Every line below that holds the string "ylabel" should be copied out.

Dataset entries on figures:

##############################

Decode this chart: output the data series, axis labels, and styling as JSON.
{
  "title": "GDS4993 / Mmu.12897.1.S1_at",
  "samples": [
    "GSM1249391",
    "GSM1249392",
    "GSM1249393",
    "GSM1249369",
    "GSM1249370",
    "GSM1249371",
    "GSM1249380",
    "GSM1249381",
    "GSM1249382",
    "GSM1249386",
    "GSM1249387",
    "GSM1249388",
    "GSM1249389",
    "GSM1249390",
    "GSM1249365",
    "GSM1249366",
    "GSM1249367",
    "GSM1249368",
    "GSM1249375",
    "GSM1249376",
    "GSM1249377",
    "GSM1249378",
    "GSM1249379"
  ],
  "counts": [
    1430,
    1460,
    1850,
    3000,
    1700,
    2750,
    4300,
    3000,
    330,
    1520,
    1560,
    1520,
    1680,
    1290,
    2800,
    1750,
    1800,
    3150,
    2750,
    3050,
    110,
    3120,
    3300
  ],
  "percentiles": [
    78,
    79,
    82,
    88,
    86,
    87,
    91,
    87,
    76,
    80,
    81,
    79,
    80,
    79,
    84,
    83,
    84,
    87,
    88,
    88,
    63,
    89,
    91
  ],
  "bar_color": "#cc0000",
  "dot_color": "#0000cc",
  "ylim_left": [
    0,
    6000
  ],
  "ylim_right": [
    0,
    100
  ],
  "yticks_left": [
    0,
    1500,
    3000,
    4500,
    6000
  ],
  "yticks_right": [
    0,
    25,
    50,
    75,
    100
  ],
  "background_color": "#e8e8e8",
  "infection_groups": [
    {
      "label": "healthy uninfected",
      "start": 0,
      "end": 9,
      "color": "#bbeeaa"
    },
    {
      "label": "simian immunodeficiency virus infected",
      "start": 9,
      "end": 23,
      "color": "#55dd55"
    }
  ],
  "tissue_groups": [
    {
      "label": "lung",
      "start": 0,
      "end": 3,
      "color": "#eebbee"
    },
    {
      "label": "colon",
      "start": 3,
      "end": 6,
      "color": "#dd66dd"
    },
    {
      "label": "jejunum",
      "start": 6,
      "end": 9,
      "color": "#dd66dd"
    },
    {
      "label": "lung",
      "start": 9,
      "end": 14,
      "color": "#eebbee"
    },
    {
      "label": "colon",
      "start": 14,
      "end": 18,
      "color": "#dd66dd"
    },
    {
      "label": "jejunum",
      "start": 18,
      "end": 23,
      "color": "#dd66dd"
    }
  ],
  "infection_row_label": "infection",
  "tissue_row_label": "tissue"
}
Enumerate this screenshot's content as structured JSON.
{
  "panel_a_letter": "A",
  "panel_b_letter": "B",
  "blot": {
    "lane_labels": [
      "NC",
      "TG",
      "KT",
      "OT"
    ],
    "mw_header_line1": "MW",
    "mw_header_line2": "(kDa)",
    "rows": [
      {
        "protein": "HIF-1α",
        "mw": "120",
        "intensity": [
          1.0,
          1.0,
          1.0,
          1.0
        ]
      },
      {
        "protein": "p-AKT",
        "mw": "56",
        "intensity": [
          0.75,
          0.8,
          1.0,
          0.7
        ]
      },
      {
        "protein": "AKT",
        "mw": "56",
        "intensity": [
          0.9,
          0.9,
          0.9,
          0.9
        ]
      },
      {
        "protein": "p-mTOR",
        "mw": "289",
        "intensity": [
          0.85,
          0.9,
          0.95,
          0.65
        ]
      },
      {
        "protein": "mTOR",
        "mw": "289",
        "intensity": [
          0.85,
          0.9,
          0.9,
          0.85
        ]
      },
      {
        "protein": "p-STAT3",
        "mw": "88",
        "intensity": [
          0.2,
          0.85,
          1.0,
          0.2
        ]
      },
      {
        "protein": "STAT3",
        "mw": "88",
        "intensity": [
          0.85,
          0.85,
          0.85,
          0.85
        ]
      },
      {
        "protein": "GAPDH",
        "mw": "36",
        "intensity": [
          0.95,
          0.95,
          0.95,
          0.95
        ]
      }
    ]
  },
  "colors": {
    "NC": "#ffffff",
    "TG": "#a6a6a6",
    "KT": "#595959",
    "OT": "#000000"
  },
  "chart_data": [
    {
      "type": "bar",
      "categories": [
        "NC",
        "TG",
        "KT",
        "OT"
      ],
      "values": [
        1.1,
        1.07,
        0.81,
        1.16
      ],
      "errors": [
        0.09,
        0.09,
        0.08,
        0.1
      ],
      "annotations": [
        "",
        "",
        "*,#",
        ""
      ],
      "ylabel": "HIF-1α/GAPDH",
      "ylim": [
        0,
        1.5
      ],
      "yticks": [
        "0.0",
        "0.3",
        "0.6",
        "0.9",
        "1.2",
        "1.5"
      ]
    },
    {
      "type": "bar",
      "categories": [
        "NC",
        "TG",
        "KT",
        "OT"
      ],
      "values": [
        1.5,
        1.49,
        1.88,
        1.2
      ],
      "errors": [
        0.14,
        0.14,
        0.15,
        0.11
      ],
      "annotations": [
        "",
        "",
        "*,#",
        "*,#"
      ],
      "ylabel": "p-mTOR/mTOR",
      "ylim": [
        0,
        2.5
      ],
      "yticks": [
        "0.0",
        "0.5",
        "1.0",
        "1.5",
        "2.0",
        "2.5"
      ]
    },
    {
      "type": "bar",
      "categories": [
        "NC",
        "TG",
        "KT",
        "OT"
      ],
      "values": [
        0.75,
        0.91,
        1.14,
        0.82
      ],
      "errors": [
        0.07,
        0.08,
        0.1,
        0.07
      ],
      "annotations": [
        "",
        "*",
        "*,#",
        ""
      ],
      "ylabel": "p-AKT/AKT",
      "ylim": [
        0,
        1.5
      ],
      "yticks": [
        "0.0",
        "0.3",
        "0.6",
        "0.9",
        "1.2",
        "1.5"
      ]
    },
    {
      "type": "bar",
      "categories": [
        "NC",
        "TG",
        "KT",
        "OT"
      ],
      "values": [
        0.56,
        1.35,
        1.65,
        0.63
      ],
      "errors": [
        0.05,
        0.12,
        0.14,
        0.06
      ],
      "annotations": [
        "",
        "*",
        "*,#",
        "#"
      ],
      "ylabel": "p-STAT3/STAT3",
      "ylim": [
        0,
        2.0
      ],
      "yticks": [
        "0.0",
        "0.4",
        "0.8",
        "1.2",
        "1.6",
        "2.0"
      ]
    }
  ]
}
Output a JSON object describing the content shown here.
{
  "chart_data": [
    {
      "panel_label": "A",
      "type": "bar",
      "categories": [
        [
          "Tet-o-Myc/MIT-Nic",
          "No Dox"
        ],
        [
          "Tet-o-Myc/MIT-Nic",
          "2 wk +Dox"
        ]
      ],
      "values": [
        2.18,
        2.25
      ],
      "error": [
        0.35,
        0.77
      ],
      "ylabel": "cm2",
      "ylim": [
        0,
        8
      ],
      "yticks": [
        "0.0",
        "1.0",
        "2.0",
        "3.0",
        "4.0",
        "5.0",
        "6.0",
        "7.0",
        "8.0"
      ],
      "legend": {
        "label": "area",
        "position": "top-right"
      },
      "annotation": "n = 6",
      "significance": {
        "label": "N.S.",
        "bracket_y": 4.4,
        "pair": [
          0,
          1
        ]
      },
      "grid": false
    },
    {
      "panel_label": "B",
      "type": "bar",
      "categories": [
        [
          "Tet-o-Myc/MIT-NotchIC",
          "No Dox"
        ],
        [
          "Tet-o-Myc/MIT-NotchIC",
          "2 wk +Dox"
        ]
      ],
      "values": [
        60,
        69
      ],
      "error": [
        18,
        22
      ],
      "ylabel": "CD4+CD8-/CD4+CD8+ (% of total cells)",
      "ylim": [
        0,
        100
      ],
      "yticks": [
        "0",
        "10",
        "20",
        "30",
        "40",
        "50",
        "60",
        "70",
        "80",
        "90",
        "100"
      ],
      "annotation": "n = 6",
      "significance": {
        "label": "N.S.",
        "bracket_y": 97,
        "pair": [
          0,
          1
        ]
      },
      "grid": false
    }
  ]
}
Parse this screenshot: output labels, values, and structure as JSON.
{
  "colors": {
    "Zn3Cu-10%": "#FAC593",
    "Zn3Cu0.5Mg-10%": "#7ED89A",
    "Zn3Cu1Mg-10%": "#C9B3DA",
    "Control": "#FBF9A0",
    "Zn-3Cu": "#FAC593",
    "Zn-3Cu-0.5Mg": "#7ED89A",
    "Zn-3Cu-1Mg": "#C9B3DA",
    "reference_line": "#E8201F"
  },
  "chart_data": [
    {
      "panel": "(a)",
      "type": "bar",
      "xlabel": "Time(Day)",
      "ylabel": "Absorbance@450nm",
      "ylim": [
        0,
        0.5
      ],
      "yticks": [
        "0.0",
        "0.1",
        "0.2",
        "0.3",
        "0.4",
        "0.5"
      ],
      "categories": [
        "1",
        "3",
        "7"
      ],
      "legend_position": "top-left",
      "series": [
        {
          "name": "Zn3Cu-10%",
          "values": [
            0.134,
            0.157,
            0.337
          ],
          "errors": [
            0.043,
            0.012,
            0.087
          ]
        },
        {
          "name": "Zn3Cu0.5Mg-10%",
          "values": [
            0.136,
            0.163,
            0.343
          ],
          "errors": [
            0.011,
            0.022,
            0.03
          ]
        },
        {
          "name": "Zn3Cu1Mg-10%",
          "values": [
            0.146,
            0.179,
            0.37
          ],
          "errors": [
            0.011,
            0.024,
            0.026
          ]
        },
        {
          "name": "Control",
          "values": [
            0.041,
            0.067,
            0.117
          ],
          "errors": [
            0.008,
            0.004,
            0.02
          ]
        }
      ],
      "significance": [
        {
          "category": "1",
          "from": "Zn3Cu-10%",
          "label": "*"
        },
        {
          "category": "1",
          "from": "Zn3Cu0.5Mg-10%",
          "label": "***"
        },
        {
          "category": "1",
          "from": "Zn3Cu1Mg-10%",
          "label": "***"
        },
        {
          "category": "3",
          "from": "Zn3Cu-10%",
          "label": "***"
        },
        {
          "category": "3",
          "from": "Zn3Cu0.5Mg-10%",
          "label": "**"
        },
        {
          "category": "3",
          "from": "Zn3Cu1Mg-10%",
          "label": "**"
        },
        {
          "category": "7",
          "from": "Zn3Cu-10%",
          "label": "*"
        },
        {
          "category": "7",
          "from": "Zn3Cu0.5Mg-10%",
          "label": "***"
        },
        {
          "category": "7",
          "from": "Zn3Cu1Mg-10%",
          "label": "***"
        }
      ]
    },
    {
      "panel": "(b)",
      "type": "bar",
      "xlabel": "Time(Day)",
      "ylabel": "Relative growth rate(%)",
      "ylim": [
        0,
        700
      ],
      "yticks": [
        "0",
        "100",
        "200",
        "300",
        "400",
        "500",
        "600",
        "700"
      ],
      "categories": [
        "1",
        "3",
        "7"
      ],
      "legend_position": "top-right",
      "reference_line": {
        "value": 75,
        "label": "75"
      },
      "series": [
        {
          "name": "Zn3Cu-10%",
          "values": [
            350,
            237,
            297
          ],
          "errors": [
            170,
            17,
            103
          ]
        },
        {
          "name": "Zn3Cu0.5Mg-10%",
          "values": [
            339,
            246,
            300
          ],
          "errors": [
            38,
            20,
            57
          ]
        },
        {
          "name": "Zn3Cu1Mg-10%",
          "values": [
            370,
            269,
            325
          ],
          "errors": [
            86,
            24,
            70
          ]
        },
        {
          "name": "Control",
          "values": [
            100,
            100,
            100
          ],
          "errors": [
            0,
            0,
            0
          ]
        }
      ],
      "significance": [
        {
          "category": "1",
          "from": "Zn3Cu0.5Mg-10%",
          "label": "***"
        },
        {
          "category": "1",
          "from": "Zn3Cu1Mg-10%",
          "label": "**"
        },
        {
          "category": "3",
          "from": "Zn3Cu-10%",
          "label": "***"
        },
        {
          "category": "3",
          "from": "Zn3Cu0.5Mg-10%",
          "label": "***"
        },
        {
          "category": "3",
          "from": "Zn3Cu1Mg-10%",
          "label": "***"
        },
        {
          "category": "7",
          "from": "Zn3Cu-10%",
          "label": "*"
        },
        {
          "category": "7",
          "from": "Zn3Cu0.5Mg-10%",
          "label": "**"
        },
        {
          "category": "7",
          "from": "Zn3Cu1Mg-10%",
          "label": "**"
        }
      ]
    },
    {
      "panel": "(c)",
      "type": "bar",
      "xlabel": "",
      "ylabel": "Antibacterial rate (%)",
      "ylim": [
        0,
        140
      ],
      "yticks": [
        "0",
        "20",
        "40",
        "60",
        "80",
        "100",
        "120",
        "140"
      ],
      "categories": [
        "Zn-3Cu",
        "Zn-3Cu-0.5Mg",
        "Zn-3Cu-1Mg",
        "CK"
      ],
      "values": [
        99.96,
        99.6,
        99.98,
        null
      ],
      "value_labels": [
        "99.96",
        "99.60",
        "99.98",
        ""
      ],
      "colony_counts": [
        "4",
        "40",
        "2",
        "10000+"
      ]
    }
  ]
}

##############################

## Output
      "ylabel": "HIF-1α/GAPDH",
      "ylabel": "p-mTOR/mTOR",
      "ylabel": "p-AKT/AKT",
      "ylabel": "p-STAT3/STAT3",
      "ylabel": "cm2",
      "ylabel": "CD4+CD8-/CD4+CD8+ (% of total cells)",
      "ylabel": "Absorbance@450nm",
      "ylabel": "Relative growth rate(%)",
      "ylabel": "Antibacterial rate (%)",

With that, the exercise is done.